EXERCISE
Work out how many lines include "paddy" and answer with that number only.

Source data
◇ ◇ ◇

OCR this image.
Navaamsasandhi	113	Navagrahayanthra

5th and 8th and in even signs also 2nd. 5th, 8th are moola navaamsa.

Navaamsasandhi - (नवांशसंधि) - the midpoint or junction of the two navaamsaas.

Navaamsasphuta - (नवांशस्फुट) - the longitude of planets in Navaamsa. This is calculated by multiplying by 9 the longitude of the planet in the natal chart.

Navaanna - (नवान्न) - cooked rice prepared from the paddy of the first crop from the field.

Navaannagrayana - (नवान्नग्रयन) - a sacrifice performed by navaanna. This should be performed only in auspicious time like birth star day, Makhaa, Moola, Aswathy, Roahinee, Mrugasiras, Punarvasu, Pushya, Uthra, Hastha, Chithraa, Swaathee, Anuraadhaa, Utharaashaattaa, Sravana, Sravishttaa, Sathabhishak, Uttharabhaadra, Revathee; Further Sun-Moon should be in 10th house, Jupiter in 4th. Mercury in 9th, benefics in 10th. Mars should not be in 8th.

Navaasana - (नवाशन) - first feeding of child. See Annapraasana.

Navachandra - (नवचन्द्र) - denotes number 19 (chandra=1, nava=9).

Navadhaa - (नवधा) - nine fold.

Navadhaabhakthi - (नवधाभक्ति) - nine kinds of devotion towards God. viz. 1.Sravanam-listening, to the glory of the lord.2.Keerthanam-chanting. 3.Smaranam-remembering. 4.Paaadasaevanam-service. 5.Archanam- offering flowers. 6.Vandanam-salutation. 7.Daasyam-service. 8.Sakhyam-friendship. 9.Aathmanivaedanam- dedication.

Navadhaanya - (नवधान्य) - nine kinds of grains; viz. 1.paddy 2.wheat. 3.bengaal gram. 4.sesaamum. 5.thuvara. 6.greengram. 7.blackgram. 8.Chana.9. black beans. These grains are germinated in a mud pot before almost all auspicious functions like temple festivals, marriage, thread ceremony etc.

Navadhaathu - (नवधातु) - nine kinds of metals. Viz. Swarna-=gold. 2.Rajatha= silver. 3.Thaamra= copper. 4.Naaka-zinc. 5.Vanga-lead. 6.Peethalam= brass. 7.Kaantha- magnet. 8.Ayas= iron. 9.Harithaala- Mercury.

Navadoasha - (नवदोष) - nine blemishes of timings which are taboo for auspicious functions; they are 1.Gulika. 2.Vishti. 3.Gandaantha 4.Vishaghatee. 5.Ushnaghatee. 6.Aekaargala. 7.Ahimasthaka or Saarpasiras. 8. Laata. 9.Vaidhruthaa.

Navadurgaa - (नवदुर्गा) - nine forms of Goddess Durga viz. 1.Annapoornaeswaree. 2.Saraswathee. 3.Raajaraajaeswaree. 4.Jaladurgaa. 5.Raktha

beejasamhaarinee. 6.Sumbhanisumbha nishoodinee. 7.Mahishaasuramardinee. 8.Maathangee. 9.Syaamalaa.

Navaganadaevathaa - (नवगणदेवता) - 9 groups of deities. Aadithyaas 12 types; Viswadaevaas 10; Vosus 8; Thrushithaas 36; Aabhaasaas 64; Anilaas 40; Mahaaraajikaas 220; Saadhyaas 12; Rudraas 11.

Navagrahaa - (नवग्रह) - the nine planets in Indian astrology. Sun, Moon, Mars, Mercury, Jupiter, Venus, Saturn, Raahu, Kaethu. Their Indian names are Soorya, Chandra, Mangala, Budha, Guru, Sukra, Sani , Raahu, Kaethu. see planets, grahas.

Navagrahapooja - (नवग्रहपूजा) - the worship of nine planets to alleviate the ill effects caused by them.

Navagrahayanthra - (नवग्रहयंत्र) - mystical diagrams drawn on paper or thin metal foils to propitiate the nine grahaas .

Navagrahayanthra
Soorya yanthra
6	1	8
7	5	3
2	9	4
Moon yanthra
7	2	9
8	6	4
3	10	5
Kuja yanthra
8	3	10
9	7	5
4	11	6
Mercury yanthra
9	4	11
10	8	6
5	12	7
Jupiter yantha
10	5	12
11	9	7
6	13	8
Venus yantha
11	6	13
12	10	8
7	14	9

◇ ◇ ◇

COMPLETED EXERCISE
2